#### REQUIRED TASK:
Retype all of the listing exactly, passing over any picture you find.

Recorded data
= = = =

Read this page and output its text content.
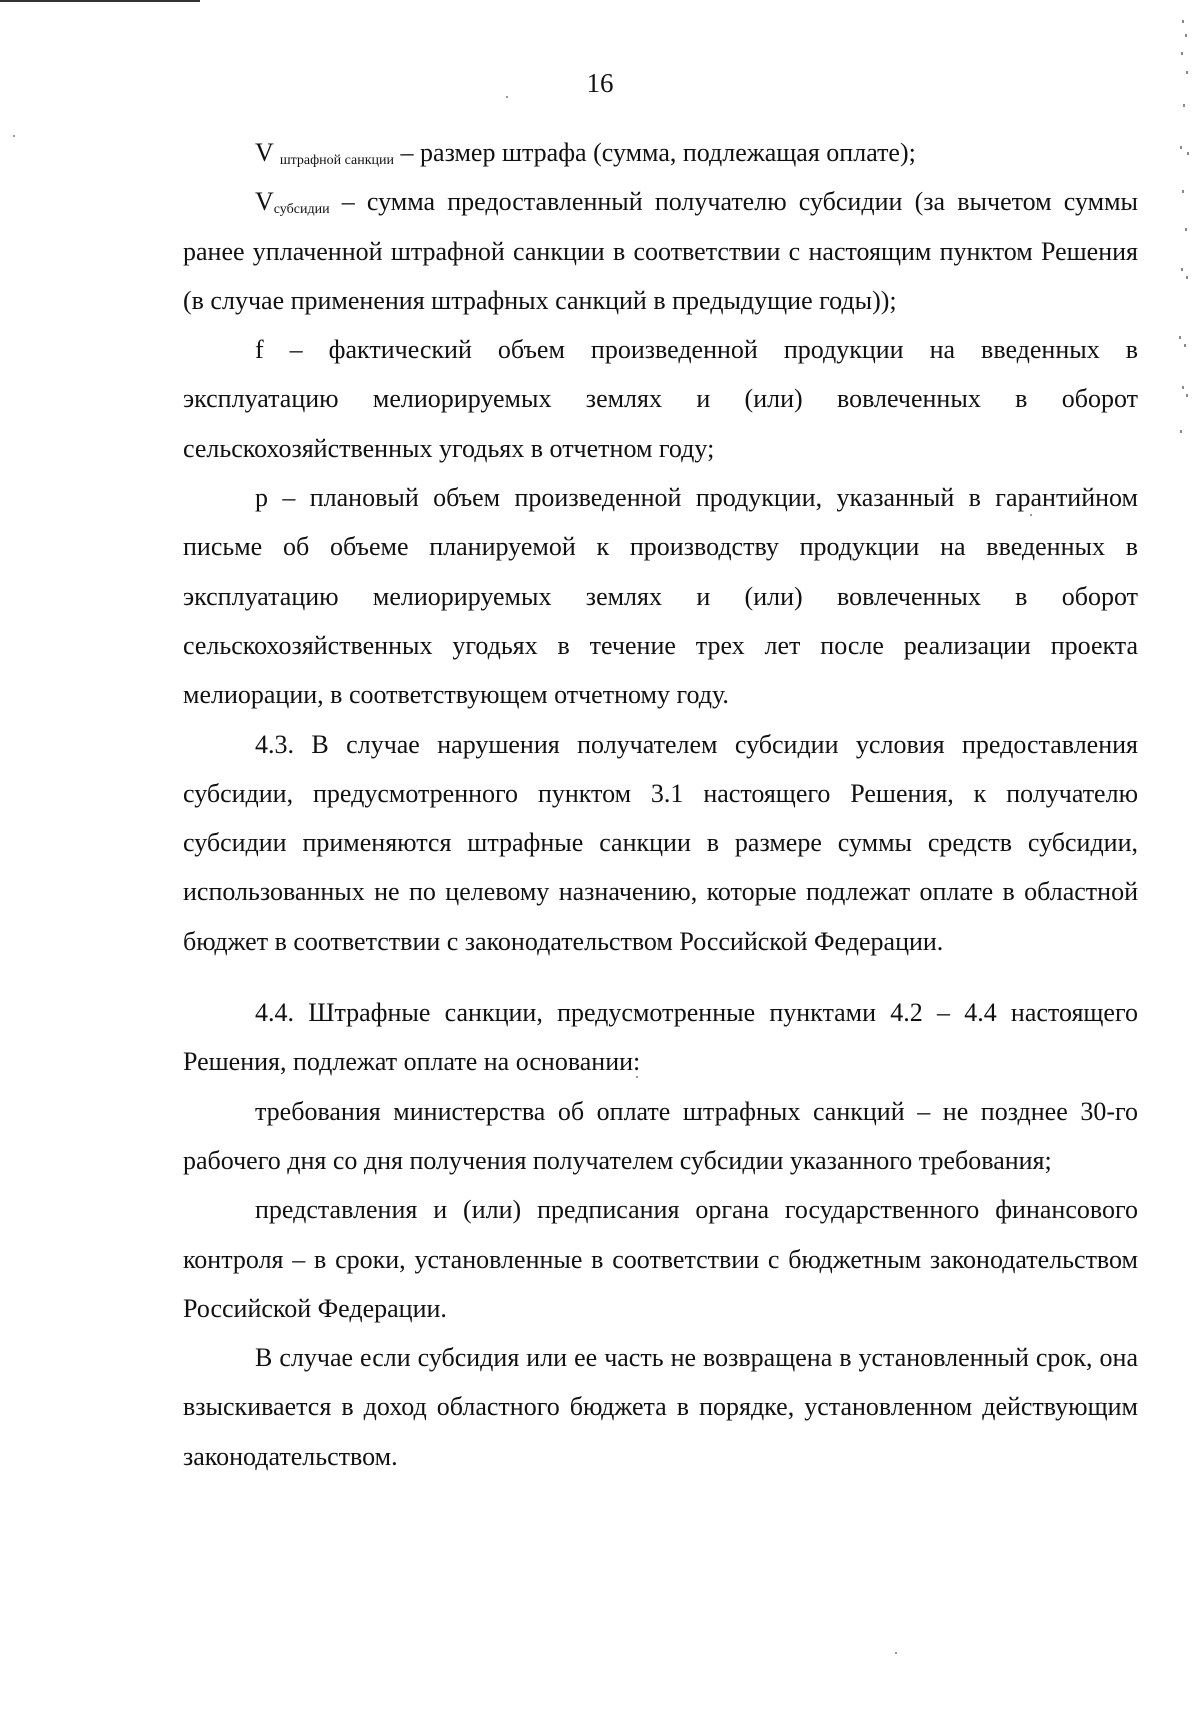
16

V $_{штрафной санкции}$ – размер штрафа (сумма, подлежащая оплате);

$V_{субсидии}$ – сумма предоставленный получателю субсидии (за вычетом суммы ранее уплаченной штрафной санкции в соответствии с настоящим пунктом Решения (в случае применения штрафных санкций в предыдущие годы));

f – фактический объем произведенной продукции на введенных в эксплуатацию мелиорируемых землях и (или) вовлеченных в оборот сельскохозяйственных угодьях в отчетном году;

p – плановый объем произведенной продукции, указанный в гарантийном письме об объеме планируемой к производству продукции на введенных в эксплуатацию мелиорируемых землях и (или) вовлеченных в оборот сельскохозяйственных угодьях в течение трех лет после реализации проекта мелиорации, в соответствующем отчетному году.

4.3. В случае нарушения получателем субсидии условия предоставления субсидии, предусмотренного пунктом 3.1 настоящего Решения, к получателю субсидии применяются штрафные санкции в размере суммы средств субсидии, использованных не по целевому назначению, которые подлежат оплате в областной бюджет в соответствии с законодательством Российской Федерации.

4.4. Штрафные санкции, предусмотренные пунктами 4.2 – 4.4 настоящего Решения, подлежат оплате на основании:

требования министерства об оплате штрафных санкций – не позднее 30-го рабочего дня со дня получения получателем субсидии указанного требования;

представления и (или) предписания органа государственного финансового контроля – в сроки, установленные в соответствии с бюджетным законодательством Российской Федерации.

В случае если субсидия или ее часть не возвращена в установленный срок, она взыскивается в доход областного бюджета в порядке, установленном действующим законодательством.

= = = =

#### WORKED ANSWER:
Read this page and output its text content.
16

V $_{штрафной санкции}$ – размер штрафа (сумма, подлежащая оплате);

$V_{субсидии}$ – сумма предоставленный получателю субсидии (за вычетом суммы ранее уплаченной штрафной санкции в соответствии с настоящим пунктом Решения (в случае применения штрафных санкций в предыдущие годы));

f – фактический объем произведенной продукции на введенных в эксплуатацию мелиорируемых землях и (или) вовлеченных в оборот сельскохозяйственных угодьях в отчетном году;

p – плановый объем произведенной продукции, указанный в гарантийном письме об объеме планируемой к производству продукции на введенных в эксплуатацию мелиорируемых землях и (или) вовлеченных в оборот сельскохозяйственных угодьях в течение трех лет после реализации проекта мелиорации, в соответствующем отчетному году.

4.3. В случае нарушения получателем субсидии условия предоставления субсидии, предусмотренного пунктом 3.1 настоящего Решения, к получателю субсидии применяются штрафные санкции в размере суммы средств субсидии, использованных не по целевому назначению, которые подлежат оплате в областной бюджет в соответствии с законодательством Российской Федерации.

4.4. Штрафные санкции, предусмотренные пунктами 4.2 – 4.4 настоящего Решения, подлежат оплате на основании:

требования министерства об оплате штрафных санкций – не позднее 30-го рабочего дня со дня получения получателем субсидии указанного требования;

представления и (или) предписания органа государственного финансового контроля – в сроки, установленные в соответствии с бюджетным законодательством Российской Федерации.

В случае если субсидия или ее часть не возвращена в установленный срок, она взыскивается в доход областного бюджета в порядке, установленном действующим законодательством.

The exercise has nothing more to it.